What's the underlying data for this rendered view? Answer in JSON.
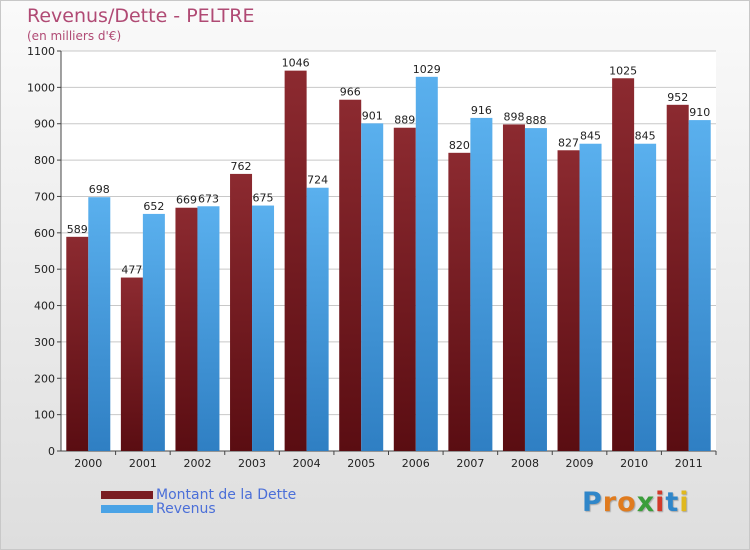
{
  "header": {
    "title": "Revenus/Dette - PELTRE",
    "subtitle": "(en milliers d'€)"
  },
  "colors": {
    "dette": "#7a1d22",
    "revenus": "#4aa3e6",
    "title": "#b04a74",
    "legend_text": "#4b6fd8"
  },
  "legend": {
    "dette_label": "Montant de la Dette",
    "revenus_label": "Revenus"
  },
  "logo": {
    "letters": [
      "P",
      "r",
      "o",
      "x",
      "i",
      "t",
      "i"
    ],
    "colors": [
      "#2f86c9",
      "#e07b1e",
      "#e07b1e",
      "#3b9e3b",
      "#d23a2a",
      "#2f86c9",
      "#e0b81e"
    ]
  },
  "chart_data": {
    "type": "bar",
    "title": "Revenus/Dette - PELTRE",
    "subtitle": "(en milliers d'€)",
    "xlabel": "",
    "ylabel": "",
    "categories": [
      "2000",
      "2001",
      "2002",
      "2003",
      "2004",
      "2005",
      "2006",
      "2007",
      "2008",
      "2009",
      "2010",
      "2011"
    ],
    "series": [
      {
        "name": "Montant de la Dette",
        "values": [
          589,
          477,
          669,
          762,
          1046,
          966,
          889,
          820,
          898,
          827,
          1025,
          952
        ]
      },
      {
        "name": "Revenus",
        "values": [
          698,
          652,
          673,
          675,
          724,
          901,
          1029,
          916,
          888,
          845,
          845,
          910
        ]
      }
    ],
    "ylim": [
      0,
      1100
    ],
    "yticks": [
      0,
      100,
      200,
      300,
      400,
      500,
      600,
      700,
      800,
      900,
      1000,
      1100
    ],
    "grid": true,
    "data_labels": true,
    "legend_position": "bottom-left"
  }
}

Given problem: Can you retype every record above exactly, leaving out the pictures?

Task response:
What's the underlying data for this rendered view? Answer in JSON.
{
  "header": {
    "title": "Revenus/Dette - PELTRE",
    "subtitle": "(en milliers d'€)"
  },
  "colors": {
    "dette": "#7a1d22",
    "revenus": "#4aa3e6",
    "title": "#b04a74",
    "legend_text": "#4b6fd8"
  },
  "legend": {
    "dette_label": "Montant de la Dette",
    "revenus_label": "Revenus"
  },
  "logo": {
    "letters": [
      "P",
      "r",
      "o",
      "x",
      "i",
      "t",
      "i"
    ],
    "colors": [
      "#2f86c9",
      "#e07b1e",
      "#e07b1e",
      "#3b9e3b",
      "#d23a2a",
      "#2f86c9",
      "#e0b81e"
    ]
  },
  "chart_data": {
    "type": "bar",
    "title": "Revenus/Dette - PELTRE",
    "subtitle": "(en milliers d'€)",
    "xlabel": "",
    "ylabel": "",
    "categories": [
      "2000",
      "2001",
      "2002",
      "2003",
      "2004",
      "2005",
      "2006",
      "2007",
      "2008",
      "2009",
      "2010",
      "2011"
    ],
    "series": [
      {
        "name": "Montant de la Dette",
        "values": [
          589,
          477,
          669,
          762,
          1046,
          966,
          889,
          820,
          898,
          827,
          1025,
          952
        ]
      },
      {
        "name": "Revenus",
        "values": [
          698,
          652,
          673,
          675,
          724,
          901,
          1029,
          916,
          888,
          845,
          845,
          910
        ]
      }
    ],
    "ylim": [
      0,
      1100
    ],
    "yticks": [
      0,
      100,
      200,
      300,
      400,
      500,
      600,
      700,
      800,
      900,
      1000,
      1100
    ],
    "grid": true,
    "data_labels": true,
    "legend_position": "bottom-left"
  }
}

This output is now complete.